■ **EXERCISE INSTRUCTIONS**
Identify all lines below that hold "JSON" and collect them.

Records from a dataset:
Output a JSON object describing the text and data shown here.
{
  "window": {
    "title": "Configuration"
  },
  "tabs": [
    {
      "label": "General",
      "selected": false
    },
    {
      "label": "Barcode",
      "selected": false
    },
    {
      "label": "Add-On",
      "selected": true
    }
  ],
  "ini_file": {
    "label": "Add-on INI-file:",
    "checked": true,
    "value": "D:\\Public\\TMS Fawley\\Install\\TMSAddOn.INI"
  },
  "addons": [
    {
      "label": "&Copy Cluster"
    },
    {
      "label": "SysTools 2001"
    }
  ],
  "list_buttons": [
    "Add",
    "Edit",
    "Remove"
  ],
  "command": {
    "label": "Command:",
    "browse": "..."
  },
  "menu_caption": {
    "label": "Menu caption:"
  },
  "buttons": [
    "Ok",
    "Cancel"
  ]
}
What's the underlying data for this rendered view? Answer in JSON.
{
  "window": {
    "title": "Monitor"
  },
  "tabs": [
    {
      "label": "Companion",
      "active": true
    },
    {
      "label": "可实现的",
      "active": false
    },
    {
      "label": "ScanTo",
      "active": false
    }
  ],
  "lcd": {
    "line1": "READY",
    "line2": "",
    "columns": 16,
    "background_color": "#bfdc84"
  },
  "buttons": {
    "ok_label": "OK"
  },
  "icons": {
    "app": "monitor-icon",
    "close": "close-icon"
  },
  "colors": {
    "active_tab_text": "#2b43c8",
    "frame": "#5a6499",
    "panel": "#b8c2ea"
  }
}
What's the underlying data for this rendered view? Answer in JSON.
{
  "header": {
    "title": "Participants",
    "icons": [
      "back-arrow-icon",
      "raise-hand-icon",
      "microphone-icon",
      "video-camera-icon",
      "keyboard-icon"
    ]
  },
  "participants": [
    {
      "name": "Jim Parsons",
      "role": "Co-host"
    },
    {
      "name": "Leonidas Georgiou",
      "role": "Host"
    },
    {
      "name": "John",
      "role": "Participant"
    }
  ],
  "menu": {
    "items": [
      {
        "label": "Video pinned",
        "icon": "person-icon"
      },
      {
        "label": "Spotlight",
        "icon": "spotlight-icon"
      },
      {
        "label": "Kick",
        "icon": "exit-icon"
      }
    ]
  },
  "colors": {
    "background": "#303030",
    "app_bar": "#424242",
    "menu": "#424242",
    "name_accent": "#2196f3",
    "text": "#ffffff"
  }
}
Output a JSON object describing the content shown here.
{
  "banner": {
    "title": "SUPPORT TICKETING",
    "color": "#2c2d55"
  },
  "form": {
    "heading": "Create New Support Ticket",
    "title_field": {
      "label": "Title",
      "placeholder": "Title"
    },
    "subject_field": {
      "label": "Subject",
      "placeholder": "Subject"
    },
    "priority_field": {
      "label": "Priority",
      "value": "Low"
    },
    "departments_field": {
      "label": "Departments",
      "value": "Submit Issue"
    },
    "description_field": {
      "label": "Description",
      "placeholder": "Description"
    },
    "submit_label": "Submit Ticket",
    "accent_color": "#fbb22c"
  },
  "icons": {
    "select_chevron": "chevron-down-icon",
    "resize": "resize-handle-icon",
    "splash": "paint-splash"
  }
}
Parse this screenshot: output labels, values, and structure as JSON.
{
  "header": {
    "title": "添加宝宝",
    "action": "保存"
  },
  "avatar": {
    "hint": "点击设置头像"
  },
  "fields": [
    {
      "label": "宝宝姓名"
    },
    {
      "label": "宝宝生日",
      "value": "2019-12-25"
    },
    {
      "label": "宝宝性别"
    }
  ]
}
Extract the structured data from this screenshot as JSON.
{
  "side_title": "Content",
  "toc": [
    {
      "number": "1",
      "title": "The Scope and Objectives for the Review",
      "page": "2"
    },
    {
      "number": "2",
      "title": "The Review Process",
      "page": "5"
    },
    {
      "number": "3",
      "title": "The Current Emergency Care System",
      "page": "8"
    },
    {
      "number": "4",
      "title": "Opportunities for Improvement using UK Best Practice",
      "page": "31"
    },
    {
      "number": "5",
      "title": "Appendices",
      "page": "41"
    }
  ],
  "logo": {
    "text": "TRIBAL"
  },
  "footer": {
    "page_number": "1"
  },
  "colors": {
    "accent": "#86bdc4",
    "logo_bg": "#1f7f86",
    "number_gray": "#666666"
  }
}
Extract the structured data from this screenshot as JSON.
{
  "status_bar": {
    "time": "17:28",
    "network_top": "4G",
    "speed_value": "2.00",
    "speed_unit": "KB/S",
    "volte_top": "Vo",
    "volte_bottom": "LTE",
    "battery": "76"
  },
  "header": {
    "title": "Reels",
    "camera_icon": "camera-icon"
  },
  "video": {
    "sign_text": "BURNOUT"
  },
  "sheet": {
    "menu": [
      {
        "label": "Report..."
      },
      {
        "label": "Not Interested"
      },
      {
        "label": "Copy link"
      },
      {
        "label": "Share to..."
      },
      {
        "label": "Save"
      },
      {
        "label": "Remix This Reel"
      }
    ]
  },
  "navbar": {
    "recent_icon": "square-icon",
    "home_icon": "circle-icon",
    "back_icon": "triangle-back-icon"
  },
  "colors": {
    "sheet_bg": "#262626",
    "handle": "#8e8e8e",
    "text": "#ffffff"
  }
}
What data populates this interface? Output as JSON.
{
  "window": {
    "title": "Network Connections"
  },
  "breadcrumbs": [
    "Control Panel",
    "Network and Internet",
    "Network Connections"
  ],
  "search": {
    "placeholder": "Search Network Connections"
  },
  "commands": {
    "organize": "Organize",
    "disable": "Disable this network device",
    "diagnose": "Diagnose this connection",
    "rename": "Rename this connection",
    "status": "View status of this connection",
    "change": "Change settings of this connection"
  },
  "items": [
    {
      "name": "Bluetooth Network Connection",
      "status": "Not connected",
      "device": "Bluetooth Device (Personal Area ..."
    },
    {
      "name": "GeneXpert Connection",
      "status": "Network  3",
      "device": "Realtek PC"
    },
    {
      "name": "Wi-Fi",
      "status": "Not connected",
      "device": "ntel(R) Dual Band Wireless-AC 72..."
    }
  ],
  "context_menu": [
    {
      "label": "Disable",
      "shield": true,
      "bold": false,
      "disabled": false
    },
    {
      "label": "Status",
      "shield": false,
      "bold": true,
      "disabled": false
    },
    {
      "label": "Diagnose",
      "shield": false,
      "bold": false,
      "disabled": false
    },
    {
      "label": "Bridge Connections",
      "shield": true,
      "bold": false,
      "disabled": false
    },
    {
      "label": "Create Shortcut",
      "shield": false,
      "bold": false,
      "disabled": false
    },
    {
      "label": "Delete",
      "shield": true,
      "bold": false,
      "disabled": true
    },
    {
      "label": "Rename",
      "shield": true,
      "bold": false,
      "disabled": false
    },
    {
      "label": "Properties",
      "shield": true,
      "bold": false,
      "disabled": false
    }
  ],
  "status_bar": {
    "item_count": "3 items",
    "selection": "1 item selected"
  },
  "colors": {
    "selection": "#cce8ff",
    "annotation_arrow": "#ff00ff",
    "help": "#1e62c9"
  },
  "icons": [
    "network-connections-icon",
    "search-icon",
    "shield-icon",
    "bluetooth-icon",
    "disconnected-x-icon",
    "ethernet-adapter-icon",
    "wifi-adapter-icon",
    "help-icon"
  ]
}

■ **REPLY**
Output a JSON object describing the text and data shown here.
What's the underlying data for this rendered view? Answer in JSON.
What's the underlying data for this rendered view? Answer in JSON.
Output a JSON object describing the content shown here.
Parse this screenshot: output labels, values, and structure as JSON.
Extract the structured data from this screenshot as JSON.
Extract the structured data from this screenshot as JSON.
What data populates this interface? Output as JSON.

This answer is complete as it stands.